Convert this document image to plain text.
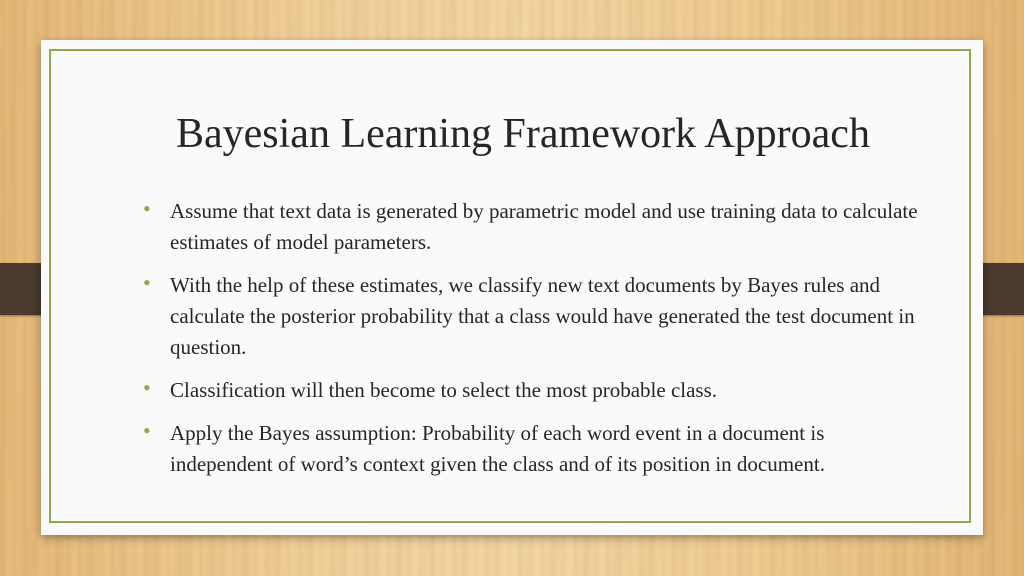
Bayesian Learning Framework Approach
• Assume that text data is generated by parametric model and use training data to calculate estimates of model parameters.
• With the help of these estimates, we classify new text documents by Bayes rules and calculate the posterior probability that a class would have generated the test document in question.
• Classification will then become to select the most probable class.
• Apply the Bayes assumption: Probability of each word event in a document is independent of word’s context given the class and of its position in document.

§

### WHAT NEEDS TO BE DONE:
Every line of the data should be copied as it stands, without the images.

### EXPECTED OUTPUT:
Convert this document image to plain text.
Bayesian Learning Framework Approach
• Assume that text data is generated by parametric model and use training data to calculate estimates of model parameters.
• With the help of these estimates, we classify new text documents by Bayes rules and calculate the posterior probability that a class would have generated the test document in question.
• Classification will then become to select the most probable class.
• Apply the Bayes assumption: Probability of each word event in a document is independent of word’s context given the class and of its position in document.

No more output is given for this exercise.